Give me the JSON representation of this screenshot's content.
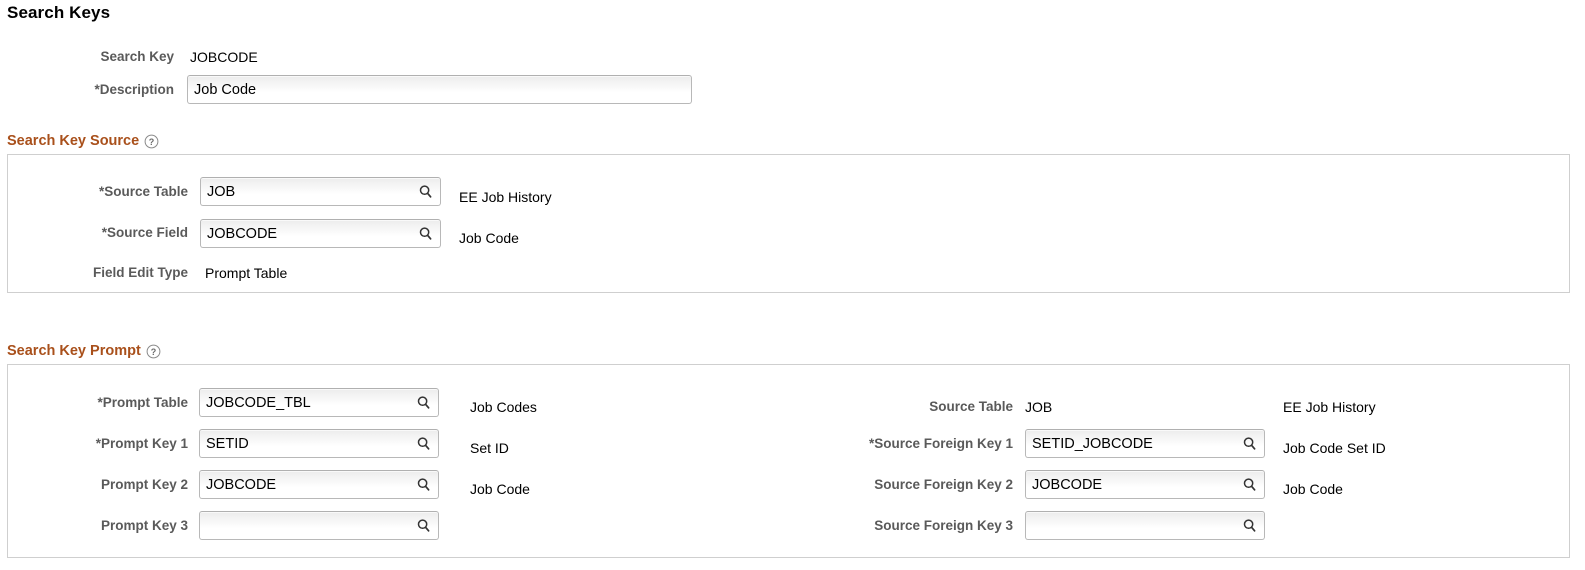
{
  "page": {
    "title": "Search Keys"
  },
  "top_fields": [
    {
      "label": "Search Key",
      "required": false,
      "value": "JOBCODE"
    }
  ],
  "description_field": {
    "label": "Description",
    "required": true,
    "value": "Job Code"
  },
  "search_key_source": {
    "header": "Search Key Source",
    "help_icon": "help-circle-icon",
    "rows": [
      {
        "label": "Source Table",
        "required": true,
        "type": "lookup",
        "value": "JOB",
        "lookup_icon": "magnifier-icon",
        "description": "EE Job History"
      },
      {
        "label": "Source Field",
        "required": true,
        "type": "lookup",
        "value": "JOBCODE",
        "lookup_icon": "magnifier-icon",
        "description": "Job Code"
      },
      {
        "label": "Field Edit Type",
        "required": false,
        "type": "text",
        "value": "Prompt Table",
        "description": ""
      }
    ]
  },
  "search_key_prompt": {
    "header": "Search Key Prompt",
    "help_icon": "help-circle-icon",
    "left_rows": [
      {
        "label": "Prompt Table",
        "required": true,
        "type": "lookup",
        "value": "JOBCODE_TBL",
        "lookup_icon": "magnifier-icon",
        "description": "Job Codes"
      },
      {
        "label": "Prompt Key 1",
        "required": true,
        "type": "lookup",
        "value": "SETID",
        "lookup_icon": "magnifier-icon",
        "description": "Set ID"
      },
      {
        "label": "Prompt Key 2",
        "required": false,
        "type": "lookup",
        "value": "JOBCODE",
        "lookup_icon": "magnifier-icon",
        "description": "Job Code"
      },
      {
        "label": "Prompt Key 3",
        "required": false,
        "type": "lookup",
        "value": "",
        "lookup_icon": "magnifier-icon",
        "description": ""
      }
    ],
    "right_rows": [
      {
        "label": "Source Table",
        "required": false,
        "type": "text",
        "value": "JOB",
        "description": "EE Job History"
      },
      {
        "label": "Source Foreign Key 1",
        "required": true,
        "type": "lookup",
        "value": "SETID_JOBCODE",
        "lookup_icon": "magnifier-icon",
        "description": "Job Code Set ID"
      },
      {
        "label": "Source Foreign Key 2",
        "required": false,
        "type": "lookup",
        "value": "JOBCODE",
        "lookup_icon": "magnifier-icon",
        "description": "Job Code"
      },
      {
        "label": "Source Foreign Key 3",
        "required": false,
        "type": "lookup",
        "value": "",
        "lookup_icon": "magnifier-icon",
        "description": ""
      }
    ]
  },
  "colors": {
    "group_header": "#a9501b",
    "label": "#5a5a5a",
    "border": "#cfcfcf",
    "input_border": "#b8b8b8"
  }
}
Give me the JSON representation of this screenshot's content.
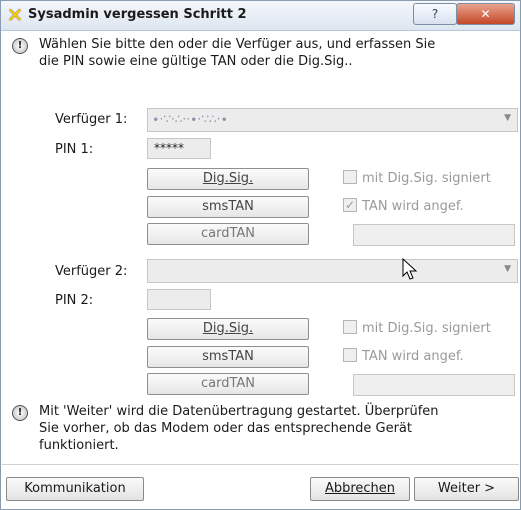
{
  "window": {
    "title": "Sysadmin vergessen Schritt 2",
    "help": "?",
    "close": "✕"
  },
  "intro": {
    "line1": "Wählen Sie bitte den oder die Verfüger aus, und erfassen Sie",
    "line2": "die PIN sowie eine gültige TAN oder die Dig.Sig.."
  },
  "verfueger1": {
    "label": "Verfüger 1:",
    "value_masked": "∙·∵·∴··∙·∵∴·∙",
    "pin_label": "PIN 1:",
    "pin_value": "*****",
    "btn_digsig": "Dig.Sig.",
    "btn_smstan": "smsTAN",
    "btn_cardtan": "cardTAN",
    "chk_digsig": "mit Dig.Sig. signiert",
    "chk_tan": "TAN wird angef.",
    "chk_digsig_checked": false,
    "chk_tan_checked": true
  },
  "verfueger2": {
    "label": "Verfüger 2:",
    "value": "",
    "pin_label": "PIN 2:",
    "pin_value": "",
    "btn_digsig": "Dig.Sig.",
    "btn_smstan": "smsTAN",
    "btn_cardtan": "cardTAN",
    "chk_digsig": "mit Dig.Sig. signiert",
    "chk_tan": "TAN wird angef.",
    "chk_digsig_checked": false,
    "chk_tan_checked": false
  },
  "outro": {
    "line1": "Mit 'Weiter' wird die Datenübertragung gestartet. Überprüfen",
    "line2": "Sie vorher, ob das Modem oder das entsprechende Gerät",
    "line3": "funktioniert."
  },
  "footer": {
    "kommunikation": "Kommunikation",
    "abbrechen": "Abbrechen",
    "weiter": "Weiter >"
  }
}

▬▬▬▬▬▬▬▬▬▬

» **TASK DIRECTIONS**: Write out the listing word for word, omitting the pictures it holds.

» **OUTPUT BELOW**:
Give me the JSON representation of this screenshot's content.
{
  "page": {
    "title": "Search Keys"
  },
  "top_fields": [
    {
      "label": "Search Key",
      "required": false,
      "value": "JOBCODE"
    }
  ],
  "description_field": {
    "label": "Description",
    "required": true,
    "value": "Job Code"
  },
  "search_key_source": {
    "header": "Search Key Source",
    "help_icon": "help-circle-icon",
    "rows": [
      {
        "label": "Source Table",
        "required": true,
        "type": "lookup",
        "value": "JOB",
        "lookup_icon": "magnifier-icon",
        "description": "EE Job History"
      },
      {
        "label": "Source Field",
        "required": true,
        "type": "lookup",
        "value": "JOBCODE",
        "lookup_icon": "magnifier-icon",
        "description": "Job Code"
      },
      {
        "label": "Field Edit Type",
        "required": false,
        "type": "text",
        "value": "Prompt Table",
        "description": ""
      }
    ]
  },
  "search_key_prompt": {
    "header": "Search Key Prompt",
    "help_icon": "help-circle-icon",
    "left_rows": [
      {
        "label": "Prompt Table",
        "required": true,
        "type": "lookup",
        "value": "JOBCODE_TBL",
        "lookup_icon": "magnifier-icon",
        "description": "Job Codes"
      },
      {
        "label": "Prompt Key 1",
        "required": true,
        "type": "lookup",
        "value": "SETID",
        "lookup_icon": "magnifier-icon",
        "description": "Set ID"
      },
      {
        "label": "Prompt Key 2",
        "required": false,
        "type": "lookup",
        "value": "JOBCODE",
        "lookup_icon": "magnifier-icon",
        "description": "Job Code"
      },
      {
        "label": "Prompt Key 3",
        "required": false,
        "type": "lookup",
        "value": "",
        "lookup_icon": "magnifier-icon",
        "description": ""
      }
    ],
    "right_rows": [
      {
        "label": "Source Table",
        "required": false,
        "type": "text",
        "value": "JOB",
        "description": "EE Job History"
      },
      {
        "label": "Source Foreign Key 1",
        "required": true,
        "type": "lookup",
        "value": "SETID_JOBCODE",
        "lookup_icon": "magnifier-icon",
        "description": "Job Code Set ID"
      },
      {
        "label": "Source Foreign Key 2",
        "required": false,
        "type": "lookup",
        "value": "JOBCODE",
        "lookup_icon": "magnifier-icon",
        "description": "Job Code"
      },
      {
        "label": "Source Foreign Key 3",
        "required": false,
        "type": "lookup",
        "value": "",
        "lookup_icon": "magnifier-icon",
        "description": ""
      }
    ]
  },
  "colors": {
    "group_header": "#a9501b",
    "label": "#5a5a5a",
    "border": "#cfcfcf",
    "input_border": "#b8b8b8"
  }
}
Give me the JSON representation of this screenshot's content.
{
  "window": {
    "title": "Sysadmin vergessen Schritt 2",
    "help": "?",
    "close": "✕"
  },
  "intro": {
    "line1": "Wählen Sie bitte den oder die Verfüger aus, und erfassen Sie",
    "line2": "die PIN sowie eine gültige TAN oder die Dig.Sig.."
  },
  "verfueger1": {
    "label": "Verfüger 1:",
    "value_masked": "∙·∵·∴··∙·∵∴·∙",
    "pin_label": "PIN 1:",
    "pin_value": "*****",
    "btn_digsig": "Dig.Sig.",
    "btn_smstan": "smsTAN",
    "btn_cardtan": "cardTAN",
    "chk_digsig": "mit Dig.Sig. signiert",
    "chk_tan": "TAN wird angef.",
    "chk_digsig_checked": false,
    "chk_tan_checked": true
  },
  "verfueger2": {
    "label": "Verfüger 2:",
    "value": "",
    "pin_label": "PIN 2:",
    "pin_value": "",
    "btn_digsig": "Dig.Sig.",
    "btn_smstan": "smsTAN",
    "btn_cardtan": "cardTAN",
    "chk_digsig": "mit Dig.Sig. signiert",
    "chk_tan": "TAN wird angef.",
    "chk_digsig_checked": false,
    "chk_tan_checked": false
  },
  "outro": {
    "line1": "Mit 'Weiter' wird die Datenübertragung gestartet. Überprüfen",
    "line2": "Sie vorher, ob das Modem oder das entsprechende Gerät",
    "line3": "funktioniert."
  },
  "footer": {
    "kommunikation": "Kommunikation",
    "abbrechen": "Abbrechen",
    "weiter": "Weiter >"
  }
}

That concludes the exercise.